**WHAT IS ASKED**
Report only how many lines hold the word "name".

** start LISTING **

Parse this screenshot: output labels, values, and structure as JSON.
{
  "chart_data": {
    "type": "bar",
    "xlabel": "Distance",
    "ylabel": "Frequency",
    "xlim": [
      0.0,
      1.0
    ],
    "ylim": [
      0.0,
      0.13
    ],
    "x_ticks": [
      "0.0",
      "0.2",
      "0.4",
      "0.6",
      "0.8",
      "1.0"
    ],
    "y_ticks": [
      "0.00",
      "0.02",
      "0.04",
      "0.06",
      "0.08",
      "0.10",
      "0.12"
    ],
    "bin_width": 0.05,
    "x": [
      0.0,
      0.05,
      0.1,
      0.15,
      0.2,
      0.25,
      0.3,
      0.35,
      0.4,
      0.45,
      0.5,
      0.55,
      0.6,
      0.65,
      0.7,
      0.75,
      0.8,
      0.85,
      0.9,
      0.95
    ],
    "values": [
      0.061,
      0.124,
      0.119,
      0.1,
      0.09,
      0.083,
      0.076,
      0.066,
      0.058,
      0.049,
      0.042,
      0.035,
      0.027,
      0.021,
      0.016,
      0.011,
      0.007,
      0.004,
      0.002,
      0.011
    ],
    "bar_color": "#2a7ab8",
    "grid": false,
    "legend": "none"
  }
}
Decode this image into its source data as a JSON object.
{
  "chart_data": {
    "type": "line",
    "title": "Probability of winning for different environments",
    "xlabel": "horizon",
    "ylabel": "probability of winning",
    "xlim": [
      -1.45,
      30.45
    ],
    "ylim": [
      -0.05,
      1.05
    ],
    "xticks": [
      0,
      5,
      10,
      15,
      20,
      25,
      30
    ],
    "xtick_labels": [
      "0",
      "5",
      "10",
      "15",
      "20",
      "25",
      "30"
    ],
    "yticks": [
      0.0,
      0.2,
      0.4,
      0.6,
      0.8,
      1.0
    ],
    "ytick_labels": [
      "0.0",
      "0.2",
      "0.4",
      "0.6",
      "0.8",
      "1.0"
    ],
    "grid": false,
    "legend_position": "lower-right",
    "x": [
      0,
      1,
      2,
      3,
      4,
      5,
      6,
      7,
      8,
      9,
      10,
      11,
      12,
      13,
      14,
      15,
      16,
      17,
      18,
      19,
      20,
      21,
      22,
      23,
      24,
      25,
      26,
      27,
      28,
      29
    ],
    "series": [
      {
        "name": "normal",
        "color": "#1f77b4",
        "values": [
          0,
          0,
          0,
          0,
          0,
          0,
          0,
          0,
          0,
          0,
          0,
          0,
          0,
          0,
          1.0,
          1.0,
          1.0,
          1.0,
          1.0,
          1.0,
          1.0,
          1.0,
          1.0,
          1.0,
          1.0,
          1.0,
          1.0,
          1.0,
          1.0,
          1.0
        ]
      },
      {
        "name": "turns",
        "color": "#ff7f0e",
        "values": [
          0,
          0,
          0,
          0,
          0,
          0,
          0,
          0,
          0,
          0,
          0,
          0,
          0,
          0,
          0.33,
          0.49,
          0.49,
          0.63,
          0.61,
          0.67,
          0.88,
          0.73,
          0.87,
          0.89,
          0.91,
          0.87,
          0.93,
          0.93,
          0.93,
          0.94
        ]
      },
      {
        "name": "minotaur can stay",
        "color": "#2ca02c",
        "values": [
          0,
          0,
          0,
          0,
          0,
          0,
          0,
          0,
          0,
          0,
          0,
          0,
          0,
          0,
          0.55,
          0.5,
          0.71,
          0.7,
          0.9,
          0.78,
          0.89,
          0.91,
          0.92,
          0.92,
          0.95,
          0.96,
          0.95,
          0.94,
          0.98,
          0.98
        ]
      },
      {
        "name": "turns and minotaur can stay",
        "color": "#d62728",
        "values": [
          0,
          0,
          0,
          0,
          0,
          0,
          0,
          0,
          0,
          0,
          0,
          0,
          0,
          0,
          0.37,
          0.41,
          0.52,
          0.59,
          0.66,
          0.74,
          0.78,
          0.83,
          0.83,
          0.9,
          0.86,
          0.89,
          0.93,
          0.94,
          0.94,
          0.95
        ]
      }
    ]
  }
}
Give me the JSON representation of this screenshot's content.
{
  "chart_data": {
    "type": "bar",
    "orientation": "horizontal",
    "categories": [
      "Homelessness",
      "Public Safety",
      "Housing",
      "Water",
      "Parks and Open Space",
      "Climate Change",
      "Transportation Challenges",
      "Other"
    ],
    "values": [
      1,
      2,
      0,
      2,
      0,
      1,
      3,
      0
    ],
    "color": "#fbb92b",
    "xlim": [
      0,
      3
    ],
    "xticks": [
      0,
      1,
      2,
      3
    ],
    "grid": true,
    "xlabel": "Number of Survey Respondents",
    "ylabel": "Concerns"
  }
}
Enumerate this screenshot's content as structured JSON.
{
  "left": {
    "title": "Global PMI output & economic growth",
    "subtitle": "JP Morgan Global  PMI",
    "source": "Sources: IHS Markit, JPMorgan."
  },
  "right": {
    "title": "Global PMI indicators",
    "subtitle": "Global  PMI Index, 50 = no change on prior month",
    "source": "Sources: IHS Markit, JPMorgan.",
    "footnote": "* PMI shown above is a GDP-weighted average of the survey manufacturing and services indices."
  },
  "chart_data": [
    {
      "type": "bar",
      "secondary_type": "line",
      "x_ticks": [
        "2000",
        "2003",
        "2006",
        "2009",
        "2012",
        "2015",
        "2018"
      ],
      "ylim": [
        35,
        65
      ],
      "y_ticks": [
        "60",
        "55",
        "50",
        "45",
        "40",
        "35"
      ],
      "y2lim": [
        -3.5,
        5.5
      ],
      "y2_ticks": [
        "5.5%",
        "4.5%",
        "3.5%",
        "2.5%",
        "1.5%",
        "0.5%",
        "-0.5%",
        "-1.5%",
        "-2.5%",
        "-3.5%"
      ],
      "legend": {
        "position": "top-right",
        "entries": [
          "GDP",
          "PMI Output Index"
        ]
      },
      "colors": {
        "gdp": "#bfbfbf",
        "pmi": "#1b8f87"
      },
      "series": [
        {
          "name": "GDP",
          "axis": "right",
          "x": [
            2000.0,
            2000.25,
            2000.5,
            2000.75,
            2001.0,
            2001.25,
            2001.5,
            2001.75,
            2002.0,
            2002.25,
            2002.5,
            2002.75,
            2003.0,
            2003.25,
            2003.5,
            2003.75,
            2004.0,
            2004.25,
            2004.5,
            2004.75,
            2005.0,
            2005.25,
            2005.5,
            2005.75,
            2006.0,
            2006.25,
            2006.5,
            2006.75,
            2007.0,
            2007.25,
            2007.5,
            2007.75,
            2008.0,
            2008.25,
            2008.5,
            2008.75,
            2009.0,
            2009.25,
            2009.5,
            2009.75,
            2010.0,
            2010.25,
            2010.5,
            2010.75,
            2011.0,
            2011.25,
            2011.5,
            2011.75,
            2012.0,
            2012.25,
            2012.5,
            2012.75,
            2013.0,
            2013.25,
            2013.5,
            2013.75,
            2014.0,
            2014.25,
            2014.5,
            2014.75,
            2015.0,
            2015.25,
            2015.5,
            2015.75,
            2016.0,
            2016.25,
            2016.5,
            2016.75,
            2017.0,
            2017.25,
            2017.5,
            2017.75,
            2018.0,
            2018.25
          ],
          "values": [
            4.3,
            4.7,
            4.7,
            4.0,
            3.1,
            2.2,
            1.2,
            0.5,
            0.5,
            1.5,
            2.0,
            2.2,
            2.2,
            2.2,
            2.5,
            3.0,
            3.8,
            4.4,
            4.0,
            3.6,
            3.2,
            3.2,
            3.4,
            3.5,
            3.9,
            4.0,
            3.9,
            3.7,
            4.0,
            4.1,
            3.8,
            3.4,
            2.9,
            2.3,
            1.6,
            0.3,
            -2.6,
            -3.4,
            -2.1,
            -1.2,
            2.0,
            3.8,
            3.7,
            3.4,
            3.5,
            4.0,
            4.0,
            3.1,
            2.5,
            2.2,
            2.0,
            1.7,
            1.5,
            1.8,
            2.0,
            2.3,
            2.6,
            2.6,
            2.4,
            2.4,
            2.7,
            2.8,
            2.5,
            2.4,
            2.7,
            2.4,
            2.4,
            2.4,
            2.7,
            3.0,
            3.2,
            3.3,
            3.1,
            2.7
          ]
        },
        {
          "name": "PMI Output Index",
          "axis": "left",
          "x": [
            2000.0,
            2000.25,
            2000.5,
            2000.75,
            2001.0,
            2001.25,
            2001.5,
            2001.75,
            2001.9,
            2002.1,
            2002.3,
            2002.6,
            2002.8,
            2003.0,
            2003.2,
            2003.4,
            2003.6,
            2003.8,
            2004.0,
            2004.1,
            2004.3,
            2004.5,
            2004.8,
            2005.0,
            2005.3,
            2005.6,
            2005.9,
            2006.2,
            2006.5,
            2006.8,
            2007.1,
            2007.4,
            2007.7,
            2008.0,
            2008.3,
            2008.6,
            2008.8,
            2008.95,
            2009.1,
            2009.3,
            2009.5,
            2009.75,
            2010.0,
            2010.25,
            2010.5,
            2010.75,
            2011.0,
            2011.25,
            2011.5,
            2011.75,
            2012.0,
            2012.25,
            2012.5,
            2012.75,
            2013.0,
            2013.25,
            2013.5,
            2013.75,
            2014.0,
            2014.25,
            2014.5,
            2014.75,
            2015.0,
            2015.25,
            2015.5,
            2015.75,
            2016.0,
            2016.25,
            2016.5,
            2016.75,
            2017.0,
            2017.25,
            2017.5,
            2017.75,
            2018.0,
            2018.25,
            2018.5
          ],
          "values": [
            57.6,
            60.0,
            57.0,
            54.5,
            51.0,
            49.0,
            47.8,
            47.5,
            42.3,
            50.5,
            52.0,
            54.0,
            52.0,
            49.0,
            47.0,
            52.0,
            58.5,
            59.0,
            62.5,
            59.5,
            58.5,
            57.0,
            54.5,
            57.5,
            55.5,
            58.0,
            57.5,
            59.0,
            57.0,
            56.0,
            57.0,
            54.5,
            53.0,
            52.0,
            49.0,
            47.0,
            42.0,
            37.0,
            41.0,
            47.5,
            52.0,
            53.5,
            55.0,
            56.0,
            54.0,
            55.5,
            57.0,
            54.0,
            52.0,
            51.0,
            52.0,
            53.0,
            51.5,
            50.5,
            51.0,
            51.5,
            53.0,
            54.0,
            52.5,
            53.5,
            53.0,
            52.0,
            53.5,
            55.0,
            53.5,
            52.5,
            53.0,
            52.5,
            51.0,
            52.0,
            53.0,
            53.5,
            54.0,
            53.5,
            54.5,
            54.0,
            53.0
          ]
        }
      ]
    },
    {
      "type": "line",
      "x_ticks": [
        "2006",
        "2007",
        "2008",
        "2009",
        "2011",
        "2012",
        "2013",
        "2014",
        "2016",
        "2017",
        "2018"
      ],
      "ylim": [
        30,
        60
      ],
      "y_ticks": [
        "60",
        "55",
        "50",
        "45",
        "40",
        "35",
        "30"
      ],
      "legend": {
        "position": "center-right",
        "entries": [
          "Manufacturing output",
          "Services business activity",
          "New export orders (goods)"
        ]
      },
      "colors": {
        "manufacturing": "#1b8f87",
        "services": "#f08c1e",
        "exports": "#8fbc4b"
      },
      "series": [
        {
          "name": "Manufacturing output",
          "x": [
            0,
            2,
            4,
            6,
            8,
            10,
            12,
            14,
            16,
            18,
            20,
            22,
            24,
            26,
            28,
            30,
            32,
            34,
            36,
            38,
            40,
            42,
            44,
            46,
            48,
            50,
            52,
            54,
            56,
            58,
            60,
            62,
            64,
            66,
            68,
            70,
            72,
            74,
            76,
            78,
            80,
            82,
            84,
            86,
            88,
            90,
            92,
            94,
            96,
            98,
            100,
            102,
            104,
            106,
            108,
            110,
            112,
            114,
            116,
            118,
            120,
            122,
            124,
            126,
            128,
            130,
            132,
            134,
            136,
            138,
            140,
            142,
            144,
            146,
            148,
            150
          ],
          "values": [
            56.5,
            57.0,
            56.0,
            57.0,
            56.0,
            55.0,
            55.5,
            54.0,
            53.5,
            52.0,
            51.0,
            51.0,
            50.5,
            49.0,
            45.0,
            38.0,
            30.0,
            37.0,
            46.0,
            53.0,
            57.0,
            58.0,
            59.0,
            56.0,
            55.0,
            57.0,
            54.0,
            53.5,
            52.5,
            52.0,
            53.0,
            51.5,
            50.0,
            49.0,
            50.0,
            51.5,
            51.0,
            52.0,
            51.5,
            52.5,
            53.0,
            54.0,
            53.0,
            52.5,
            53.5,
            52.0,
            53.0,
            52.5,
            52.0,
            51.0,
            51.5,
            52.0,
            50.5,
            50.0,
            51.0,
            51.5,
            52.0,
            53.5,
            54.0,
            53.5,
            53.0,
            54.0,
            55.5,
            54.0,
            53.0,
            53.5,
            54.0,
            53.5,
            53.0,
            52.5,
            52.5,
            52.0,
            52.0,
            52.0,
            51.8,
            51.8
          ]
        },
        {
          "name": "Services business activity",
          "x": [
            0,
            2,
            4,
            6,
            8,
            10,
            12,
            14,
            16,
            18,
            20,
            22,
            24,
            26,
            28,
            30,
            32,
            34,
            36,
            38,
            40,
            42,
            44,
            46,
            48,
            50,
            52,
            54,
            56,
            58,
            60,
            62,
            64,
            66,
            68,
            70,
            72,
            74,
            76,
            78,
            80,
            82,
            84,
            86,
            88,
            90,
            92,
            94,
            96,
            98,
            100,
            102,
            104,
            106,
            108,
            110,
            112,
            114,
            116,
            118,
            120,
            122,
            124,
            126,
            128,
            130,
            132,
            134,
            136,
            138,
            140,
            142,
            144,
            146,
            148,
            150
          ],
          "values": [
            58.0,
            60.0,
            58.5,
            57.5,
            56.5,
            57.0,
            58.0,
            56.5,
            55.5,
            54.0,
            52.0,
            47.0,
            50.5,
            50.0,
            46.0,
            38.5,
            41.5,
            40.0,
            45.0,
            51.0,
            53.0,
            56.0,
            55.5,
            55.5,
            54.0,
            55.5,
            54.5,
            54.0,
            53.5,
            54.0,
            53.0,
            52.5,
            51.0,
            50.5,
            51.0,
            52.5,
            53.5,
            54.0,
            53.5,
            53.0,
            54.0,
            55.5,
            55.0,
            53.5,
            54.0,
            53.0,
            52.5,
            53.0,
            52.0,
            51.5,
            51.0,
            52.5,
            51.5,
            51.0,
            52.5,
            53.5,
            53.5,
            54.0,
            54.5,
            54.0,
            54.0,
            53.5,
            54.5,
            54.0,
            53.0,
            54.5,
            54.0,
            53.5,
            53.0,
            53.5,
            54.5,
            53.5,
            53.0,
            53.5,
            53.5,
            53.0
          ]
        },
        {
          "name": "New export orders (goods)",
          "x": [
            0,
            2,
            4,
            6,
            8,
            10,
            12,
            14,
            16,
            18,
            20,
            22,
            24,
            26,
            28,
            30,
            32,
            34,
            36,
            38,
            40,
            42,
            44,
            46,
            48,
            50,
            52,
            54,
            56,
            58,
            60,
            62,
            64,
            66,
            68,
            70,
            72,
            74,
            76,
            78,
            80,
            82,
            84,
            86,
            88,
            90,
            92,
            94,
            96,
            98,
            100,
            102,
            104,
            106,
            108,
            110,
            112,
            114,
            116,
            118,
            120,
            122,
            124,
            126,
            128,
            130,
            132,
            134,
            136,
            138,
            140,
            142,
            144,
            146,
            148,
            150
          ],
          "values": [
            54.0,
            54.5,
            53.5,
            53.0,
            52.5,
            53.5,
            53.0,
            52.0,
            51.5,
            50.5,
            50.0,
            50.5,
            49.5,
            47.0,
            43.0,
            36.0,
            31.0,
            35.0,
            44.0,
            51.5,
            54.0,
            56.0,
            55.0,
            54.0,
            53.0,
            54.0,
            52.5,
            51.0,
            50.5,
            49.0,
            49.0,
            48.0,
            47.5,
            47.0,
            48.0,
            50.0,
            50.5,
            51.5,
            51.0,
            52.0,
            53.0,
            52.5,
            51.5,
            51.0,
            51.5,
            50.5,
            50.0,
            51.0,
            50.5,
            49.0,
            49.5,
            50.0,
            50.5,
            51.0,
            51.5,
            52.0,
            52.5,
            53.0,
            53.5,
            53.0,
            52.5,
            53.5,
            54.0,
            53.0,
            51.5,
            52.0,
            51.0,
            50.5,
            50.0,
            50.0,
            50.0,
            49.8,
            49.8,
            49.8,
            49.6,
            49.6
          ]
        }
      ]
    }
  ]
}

** end LISTING **

**SOLVED PROBLEM**
9